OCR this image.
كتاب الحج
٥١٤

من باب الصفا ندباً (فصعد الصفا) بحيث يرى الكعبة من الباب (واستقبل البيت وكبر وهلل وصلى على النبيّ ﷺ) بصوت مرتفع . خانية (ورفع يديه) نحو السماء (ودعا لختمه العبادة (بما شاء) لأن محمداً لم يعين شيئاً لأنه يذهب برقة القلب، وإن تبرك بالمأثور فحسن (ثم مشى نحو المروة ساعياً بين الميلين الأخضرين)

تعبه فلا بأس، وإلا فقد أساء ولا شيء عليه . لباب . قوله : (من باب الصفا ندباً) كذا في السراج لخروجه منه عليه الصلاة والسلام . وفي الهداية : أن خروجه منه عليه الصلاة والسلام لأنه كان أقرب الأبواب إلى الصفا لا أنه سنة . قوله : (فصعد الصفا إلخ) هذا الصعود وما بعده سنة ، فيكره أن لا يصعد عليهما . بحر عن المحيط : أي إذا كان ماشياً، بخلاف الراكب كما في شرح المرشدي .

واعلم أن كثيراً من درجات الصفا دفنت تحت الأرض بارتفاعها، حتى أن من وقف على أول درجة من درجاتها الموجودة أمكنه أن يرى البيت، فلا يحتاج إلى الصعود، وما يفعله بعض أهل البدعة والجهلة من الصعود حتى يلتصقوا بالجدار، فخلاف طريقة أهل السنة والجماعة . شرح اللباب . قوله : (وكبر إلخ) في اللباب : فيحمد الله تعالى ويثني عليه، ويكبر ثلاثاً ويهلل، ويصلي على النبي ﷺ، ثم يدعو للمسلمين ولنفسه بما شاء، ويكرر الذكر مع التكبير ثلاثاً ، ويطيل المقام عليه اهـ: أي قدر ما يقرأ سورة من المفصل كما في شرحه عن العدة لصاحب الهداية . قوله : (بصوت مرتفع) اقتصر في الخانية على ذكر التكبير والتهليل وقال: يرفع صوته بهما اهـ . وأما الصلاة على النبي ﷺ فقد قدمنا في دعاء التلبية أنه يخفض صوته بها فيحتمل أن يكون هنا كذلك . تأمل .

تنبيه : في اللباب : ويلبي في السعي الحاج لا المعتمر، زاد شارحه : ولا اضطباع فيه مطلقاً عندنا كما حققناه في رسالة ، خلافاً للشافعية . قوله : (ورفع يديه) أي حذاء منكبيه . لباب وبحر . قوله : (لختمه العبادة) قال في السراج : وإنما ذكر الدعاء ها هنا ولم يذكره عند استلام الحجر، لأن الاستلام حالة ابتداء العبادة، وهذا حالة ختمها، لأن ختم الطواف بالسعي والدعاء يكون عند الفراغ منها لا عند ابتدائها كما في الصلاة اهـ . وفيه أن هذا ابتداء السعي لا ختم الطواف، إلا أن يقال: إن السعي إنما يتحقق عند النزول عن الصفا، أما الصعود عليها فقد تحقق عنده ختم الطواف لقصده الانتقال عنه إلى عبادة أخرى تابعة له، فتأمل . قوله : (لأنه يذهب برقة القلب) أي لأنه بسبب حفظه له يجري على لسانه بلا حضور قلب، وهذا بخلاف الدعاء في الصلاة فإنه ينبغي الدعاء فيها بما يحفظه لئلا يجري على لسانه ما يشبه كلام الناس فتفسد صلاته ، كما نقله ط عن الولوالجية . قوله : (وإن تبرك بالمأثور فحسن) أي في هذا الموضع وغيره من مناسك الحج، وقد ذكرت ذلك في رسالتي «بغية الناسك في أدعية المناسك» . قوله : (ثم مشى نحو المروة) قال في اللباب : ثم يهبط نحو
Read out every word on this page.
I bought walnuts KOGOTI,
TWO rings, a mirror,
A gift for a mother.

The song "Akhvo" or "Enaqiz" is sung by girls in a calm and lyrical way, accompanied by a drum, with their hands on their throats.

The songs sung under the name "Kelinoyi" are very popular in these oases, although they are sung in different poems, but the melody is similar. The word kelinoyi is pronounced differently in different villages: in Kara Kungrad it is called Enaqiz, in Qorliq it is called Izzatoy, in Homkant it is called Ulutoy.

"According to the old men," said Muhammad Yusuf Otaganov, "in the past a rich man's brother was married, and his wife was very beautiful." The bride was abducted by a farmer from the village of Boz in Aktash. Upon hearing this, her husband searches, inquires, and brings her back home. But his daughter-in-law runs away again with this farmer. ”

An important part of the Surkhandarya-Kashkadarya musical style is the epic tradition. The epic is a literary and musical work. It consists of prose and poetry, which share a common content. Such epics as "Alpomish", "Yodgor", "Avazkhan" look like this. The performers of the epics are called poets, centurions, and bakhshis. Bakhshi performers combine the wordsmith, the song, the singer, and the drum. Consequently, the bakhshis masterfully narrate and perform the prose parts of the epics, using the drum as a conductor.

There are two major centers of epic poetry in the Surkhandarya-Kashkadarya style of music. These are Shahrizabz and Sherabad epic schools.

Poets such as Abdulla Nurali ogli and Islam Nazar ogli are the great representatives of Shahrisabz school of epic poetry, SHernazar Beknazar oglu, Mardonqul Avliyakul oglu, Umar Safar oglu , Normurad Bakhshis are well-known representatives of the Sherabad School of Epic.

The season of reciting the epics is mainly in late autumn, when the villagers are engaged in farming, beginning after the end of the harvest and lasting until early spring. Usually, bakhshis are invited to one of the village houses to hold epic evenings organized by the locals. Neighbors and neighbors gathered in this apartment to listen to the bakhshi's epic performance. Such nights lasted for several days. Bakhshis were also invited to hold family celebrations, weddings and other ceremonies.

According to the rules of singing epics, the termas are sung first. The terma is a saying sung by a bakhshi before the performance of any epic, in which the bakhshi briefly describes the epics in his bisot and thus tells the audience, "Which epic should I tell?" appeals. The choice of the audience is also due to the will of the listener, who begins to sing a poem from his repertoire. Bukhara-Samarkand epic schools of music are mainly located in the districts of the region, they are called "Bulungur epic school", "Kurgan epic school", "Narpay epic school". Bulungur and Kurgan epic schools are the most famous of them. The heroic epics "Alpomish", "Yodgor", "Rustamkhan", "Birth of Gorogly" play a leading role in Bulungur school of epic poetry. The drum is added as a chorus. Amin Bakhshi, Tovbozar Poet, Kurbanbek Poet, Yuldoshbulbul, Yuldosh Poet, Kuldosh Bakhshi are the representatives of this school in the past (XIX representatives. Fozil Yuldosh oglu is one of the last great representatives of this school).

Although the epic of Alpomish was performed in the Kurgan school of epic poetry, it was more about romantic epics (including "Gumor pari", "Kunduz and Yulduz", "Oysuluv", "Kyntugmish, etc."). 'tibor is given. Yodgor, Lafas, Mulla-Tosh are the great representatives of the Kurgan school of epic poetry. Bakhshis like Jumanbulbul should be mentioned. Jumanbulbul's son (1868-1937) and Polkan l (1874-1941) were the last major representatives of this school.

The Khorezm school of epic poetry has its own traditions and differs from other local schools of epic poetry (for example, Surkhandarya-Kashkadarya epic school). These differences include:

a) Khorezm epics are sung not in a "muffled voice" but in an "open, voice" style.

--

Stated exercise:
Copy all lines above containing the string "بخلاف".

Written answer:
تعبه فلا بأس، وإلا فقد أساء ولا شيء عليه . لباب . قوله : (من باب الصفا ندباً) كذا في السراج لخروجه منه عليه الصلاة والسلام . وفي الهداية : أن خروجه منه عليه الصلاة والسلام لأنه كان أقرب الأبواب إلى الصفا لا أنه سنة . قوله : (فصعد الصفا إلخ) هذا الصعود وما بعده سنة ، فيكره أن لا يصعد عليهما . بحر عن المحيط : أي إذا كان ماشياً، بخلاف الراكب كما في شرح المرشدي .
تنبيه : في اللباب : ويلبي في السعي الحاج لا المعتمر، زاد شارحه : ولا اضطباع فيه مطلقاً عندنا كما حققناه في رسالة ، خلافاً للشافعية . قوله : (ورفع يديه) أي حذاء منكبيه . لباب وبحر . قوله : (لختمه العبادة) قال في السراج : وإنما ذكر الدعاء ها هنا ولم يذكره عند استلام الحجر، لأن الاستلام حالة ابتداء العبادة، وهذا حالة ختمها، لأن ختم الطواف بالسعي والدعاء يكون عند الفراغ منها لا عند ابتدائها كما في الصلاة اهـ . وفيه أن هذا ابتداء السعي لا ختم الطواف، إلا أن يقال: إن السعي إنما يتحقق عند النزول عن الصفا، أما الصعود عليها فقد تحقق عنده ختم الطواف لقصده الانتقال عنه إلى عبادة أخرى تابعة له، فتأمل . قوله : (لأنه يذهب برقة القلب) أي لأنه بسبب حفظه له يجري على لسانه بلا حضور قلب، وهذا بخلاف الدعاء في الصلاة فإنه ينبغي الدعاء فيها بما يحفظه لئلا يجري على لسانه ما يشبه كلام الناس فتفسد صلاته ، كما نقله ط عن الولوالجية . قوله : (وإن تبرك بالمأثور فحسن) أي في هذا الموضع وغيره من مناسك الحج، وقد ذكرت ذلك في رسالتي «بغية الناسك في أدعية المناسك» . قوله : (ثم مشى نحو المروة) قال في اللباب : ثم يهبط نحو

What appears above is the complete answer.